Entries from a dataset
**********
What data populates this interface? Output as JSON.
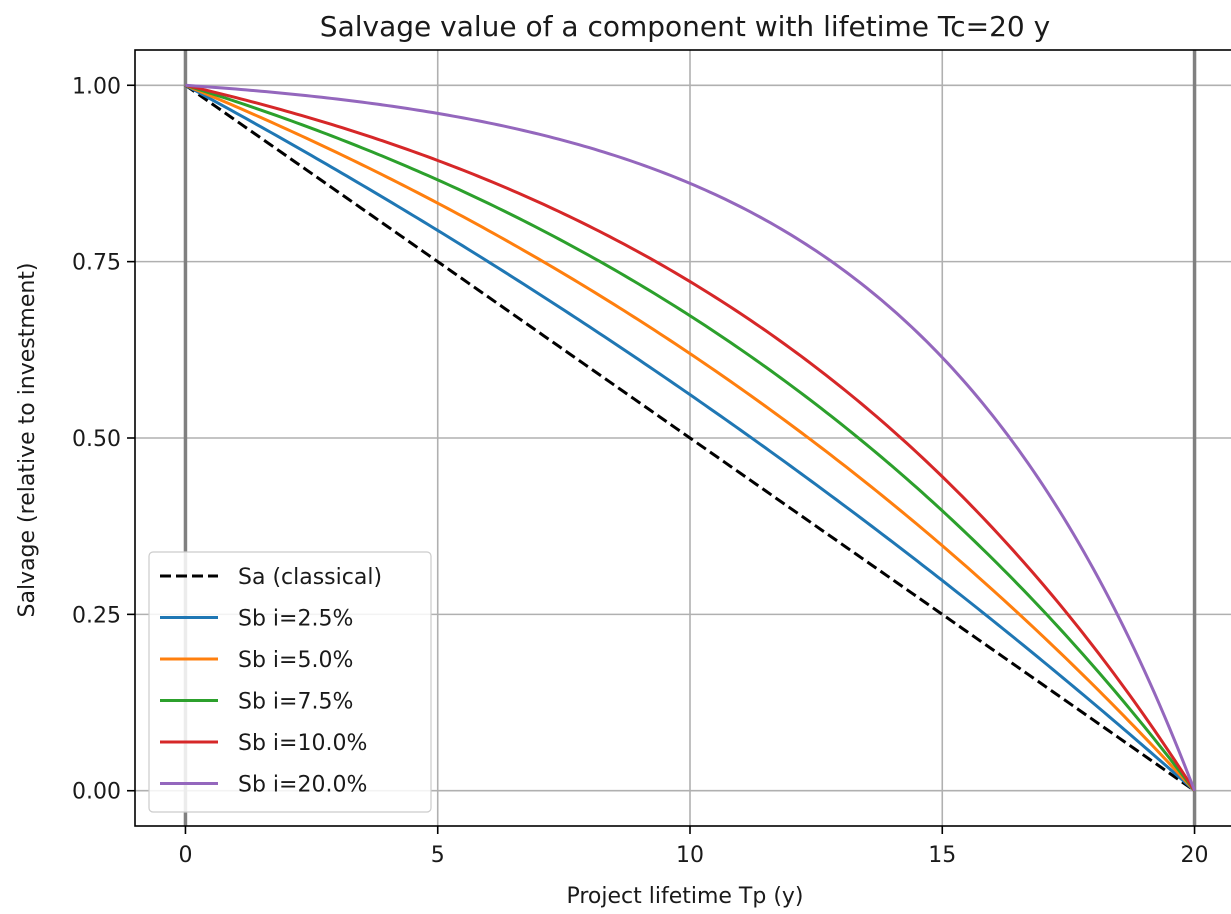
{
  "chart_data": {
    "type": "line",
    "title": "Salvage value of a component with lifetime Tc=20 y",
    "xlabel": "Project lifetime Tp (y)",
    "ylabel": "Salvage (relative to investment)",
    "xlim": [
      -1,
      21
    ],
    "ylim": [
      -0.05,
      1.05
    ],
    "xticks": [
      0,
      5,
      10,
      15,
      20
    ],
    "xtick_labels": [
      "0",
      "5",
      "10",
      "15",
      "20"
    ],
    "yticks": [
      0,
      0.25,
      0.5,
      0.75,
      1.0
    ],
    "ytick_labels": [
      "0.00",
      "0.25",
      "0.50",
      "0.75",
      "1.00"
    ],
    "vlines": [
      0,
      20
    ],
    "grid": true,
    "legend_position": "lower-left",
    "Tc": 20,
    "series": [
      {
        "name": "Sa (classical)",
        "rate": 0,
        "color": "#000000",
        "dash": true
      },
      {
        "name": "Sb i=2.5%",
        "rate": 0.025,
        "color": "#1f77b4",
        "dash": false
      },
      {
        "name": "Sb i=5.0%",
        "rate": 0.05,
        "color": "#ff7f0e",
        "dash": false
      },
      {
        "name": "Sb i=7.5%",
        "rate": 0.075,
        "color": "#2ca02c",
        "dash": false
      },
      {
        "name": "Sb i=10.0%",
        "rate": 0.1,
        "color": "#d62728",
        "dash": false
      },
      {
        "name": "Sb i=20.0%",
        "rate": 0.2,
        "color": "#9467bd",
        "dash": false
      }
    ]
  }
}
**********
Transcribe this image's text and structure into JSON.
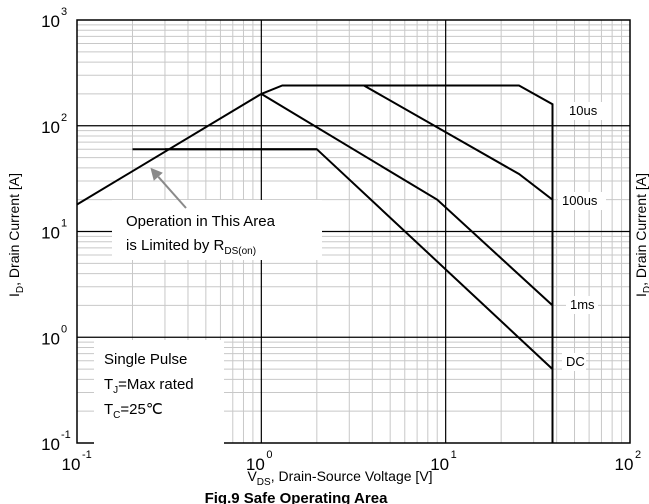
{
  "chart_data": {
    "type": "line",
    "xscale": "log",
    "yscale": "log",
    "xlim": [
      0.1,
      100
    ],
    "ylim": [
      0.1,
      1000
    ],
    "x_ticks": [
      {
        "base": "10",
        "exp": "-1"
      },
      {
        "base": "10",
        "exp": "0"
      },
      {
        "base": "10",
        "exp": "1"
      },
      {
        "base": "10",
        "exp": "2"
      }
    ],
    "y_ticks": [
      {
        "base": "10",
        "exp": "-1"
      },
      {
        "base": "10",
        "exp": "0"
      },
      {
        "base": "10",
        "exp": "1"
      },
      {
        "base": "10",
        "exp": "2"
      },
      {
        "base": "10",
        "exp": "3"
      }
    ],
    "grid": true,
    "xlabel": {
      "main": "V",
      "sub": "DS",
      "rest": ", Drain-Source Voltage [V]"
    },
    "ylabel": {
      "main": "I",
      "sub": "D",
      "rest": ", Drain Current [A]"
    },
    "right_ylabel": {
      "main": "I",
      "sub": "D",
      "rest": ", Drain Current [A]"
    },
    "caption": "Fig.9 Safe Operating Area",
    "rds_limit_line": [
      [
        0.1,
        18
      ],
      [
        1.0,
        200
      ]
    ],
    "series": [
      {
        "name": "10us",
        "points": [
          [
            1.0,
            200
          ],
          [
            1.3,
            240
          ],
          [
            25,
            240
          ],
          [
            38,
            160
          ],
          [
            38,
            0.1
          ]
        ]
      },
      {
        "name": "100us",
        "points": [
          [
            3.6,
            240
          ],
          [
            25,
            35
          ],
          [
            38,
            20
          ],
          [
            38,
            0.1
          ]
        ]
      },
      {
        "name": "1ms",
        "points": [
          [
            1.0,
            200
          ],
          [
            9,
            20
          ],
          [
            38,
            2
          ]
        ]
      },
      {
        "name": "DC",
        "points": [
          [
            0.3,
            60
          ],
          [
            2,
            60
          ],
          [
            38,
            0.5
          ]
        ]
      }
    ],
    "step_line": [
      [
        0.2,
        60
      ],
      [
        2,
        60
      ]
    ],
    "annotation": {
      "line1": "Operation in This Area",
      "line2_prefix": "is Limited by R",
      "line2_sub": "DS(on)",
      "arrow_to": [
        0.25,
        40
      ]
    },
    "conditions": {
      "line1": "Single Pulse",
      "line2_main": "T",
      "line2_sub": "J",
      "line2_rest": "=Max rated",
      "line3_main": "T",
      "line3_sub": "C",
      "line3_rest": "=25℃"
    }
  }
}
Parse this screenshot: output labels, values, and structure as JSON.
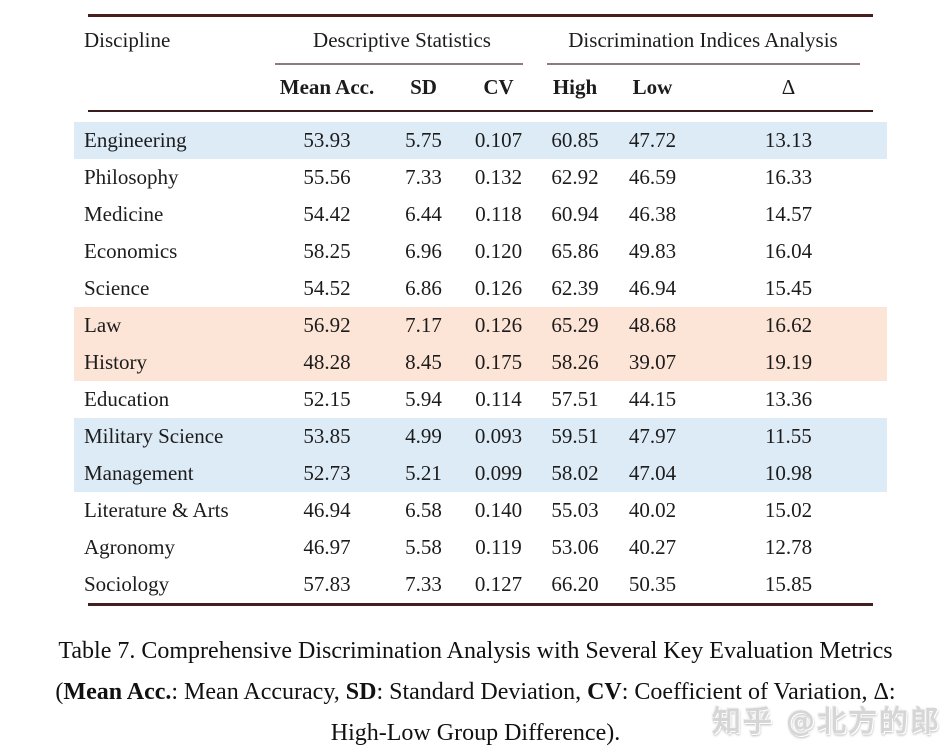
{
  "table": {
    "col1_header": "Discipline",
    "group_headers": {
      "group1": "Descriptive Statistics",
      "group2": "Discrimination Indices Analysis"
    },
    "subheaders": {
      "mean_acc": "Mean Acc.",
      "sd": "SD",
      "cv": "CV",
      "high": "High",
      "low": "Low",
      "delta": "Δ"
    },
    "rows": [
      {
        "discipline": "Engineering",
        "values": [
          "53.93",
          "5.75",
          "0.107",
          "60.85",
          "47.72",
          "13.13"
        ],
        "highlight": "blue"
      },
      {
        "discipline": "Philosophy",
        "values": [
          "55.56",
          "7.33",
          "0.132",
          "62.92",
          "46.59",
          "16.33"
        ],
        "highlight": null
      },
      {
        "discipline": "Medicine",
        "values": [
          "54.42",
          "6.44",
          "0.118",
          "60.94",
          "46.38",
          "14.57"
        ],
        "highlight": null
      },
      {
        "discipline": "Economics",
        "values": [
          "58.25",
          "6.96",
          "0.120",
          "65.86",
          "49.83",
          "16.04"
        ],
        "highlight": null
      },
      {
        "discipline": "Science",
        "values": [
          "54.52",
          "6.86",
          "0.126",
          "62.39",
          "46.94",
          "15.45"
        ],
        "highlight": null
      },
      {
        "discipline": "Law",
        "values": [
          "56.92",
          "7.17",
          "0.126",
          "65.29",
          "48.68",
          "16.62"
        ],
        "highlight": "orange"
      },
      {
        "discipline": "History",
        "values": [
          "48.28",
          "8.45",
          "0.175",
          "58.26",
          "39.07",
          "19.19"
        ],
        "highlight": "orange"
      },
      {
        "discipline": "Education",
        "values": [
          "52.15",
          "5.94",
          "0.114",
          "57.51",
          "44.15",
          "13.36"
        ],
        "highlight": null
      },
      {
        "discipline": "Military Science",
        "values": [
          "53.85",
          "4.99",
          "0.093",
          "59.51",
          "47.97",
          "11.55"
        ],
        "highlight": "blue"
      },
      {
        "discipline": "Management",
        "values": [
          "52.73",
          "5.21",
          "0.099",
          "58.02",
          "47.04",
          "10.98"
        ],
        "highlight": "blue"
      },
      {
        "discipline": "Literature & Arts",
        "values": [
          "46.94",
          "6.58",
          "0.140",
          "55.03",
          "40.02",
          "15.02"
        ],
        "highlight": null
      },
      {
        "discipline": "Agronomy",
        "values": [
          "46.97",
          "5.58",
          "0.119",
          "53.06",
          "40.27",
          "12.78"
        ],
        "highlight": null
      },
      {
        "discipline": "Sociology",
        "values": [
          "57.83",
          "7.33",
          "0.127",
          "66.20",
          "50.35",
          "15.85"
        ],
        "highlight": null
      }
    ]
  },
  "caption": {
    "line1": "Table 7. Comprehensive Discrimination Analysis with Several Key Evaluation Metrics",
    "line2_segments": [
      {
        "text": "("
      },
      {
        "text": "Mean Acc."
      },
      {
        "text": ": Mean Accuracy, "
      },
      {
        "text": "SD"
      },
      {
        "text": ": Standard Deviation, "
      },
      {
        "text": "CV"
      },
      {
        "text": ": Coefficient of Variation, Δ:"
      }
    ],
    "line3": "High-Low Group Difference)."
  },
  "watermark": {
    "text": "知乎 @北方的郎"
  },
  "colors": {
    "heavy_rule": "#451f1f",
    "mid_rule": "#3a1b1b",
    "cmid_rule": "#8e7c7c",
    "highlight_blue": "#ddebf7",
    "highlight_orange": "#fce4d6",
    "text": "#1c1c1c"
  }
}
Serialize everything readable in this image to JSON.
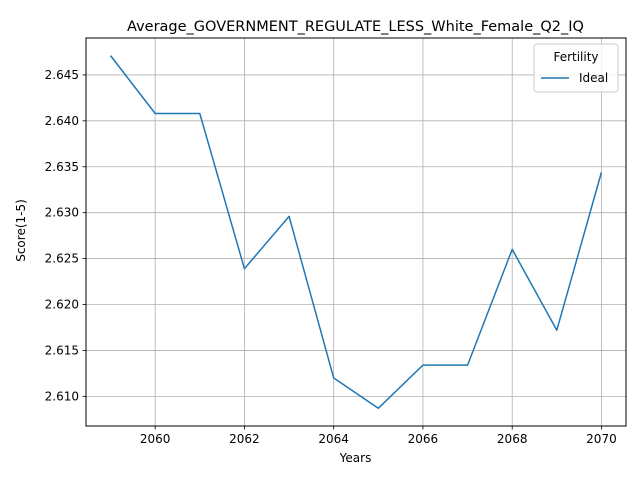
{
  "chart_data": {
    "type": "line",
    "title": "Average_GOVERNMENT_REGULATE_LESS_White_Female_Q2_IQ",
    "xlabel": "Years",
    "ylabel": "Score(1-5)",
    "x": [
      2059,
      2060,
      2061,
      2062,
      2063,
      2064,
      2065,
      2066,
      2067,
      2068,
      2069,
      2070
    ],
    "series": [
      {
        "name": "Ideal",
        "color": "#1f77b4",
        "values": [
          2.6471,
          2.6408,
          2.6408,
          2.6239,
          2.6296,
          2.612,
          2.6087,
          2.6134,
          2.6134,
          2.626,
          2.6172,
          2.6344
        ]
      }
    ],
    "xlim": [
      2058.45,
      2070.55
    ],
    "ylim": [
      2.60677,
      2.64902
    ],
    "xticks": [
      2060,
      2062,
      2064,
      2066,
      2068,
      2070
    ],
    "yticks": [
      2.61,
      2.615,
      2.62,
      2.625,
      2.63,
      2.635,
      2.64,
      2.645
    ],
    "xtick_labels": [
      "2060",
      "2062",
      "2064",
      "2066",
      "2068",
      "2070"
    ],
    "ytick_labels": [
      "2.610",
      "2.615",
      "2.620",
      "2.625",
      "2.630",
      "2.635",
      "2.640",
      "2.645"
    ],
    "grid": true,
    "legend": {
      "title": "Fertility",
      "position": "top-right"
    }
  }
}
**********
STATED GOAL ▸
From the records given above, copy all lines containing "text".

TASK RESPONSE ▸
Transcribe this image's text and structure into JSON.
        "text": "("
        "text": "Mean Acc."
        "text": ": Mean Accuracy, "
        "text": "SD"
        "text": ": Standard Deviation, "
        "text": "CV"
        "text": ": Coefficient of Variation, Δ:"
    "text": "知乎 @北方的郎"
    "text": "#1c1c1c"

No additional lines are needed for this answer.